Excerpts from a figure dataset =

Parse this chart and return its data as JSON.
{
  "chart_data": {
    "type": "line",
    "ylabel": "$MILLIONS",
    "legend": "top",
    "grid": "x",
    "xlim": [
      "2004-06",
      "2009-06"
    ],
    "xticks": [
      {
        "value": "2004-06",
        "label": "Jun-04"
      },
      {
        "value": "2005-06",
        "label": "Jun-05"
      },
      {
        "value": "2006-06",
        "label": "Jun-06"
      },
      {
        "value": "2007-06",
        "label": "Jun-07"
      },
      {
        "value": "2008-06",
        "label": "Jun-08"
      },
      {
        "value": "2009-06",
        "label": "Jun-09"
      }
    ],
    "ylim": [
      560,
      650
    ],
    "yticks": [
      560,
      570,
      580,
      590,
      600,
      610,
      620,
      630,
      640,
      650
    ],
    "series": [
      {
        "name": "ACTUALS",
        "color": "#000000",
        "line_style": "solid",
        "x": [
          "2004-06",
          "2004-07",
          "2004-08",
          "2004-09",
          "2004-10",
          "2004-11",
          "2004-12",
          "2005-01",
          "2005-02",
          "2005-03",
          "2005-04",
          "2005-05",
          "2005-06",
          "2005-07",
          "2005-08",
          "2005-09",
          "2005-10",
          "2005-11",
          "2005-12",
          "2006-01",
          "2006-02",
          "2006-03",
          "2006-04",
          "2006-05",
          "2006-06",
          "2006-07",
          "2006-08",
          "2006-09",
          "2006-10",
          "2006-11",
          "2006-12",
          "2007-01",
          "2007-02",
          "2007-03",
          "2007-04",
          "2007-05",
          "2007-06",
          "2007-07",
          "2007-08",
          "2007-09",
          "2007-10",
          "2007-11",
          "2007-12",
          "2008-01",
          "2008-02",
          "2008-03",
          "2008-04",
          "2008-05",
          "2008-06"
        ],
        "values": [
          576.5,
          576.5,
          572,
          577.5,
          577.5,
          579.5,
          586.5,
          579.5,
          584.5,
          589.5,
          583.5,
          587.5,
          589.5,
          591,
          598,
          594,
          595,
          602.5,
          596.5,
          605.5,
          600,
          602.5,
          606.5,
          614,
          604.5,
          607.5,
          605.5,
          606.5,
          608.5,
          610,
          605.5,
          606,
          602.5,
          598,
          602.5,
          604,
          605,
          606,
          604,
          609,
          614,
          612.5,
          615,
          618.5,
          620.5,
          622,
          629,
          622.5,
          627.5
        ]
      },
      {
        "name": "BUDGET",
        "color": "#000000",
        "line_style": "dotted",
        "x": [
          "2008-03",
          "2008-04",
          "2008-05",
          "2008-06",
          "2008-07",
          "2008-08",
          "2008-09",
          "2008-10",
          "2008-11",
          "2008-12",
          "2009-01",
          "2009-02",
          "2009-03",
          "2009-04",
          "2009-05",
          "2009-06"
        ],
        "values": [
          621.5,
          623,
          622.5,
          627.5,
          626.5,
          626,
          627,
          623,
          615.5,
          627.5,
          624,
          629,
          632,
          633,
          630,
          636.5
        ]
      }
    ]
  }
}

WHAT YOU ARE ASKED TO DO = Please reproduce each line exactly as written.

OUTPUT FOR THIS TASK =
Parse this chart and return its data as JSON.
{
  "chart_data": {
    "type": "line",
    "ylabel": "$MILLIONS",
    "legend": "top",
    "grid": "x",
    "xlim": [
      "2004-06",
      "2009-06"
    ],
    "xticks": [
      {
        "value": "2004-06",
        "label": "Jun-04"
      },
      {
        "value": "2005-06",
        "label": "Jun-05"
      },
      {
        "value": "2006-06",
        "label": "Jun-06"
      },
      {
        "value": "2007-06",
        "label": "Jun-07"
      },
      {
        "value": "2008-06",
        "label": "Jun-08"
      },
      {
        "value": "2009-06",
        "label": "Jun-09"
      }
    ],
    "ylim": [
      560,
      650
    ],
    "yticks": [
      560,
      570,
      580,
      590,
      600,
      610,
      620,
      630,
      640,
      650
    ],
    "series": [
      {
        "name": "ACTUALS",
        "color": "#000000",
        "line_style": "solid",
        "x": [
          "2004-06",
          "2004-07",
          "2004-08",
          "2004-09",
          "2004-10",
          "2004-11",
          "2004-12",
          "2005-01",
          "2005-02",
          "2005-03",
          "2005-04",
          "2005-05",
          "2005-06",
          "2005-07",
          "2005-08",
          "2005-09",
          "2005-10",
          "2005-11",
          "2005-12",
          "2006-01",
          "2006-02",
          "2006-03",
          "2006-04",
          "2006-05",
          "2006-06",
          "2006-07",
          "2006-08",
          "2006-09",
          "2006-10",
          "2006-11",
          "2006-12",
          "2007-01",
          "2007-02",
          "2007-03",
          "2007-04",
          "2007-05",
          "2007-06",
          "2007-07",
          "2007-08",
          "2007-09",
          "2007-10",
          "2007-11",
          "2007-12",
          "2008-01",
          "2008-02",
          "2008-03",
          "2008-04",
          "2008-05",
          "2008-06"
        ],
        "values": [
          576.5,
          576.5,
          572,
          577.5,
          577.5,
          579.5,
          586.5,
          579.5,
          584.5,
          589.5,
          583.5,
          587.5,
          589.5,
          591,
          598,
          594,
          595,
          602.5,
          596.5,
          605.5,
          600,
          602.5,
          606.5,
          614,
          604.5,
          607.5,
          605.5,
          606.5,
          608.5,
          610,
          605.5,
          606,
          602.5,
          598,
          602.5,
          604,
          605,
          606,
          604,
          609,
          614,
          612.5,
          615,
          618.5,
          620.5,
          622,
          629,
          622.5,
          627.5
        ]
      },
      {
        "name": "BUDGET",
        "color": "#000000",
        "line_style": "dotted",
        "x": [
          "2008-03",
          "2008-04",
          "2008-05",
          "2008-06",
          "2008-07",
          "2008-08",
          "2008-09",
          "2008-10",
          "2008-11",
          "2008-12",
          "2009-01",
          "2009-02",
          "2009-03",
          "2009-04",
          "2009-05",
          "2009-06"
        ],
        "values": [
          621.5,
          623,
          622.5,
          627.5,
          626.5,
          626,
          627,
          623,
          615.5,
          627.5,
          624,
          629,
          632,
          633,
          630,
          636.5
        ]
      }
    ]
  }
}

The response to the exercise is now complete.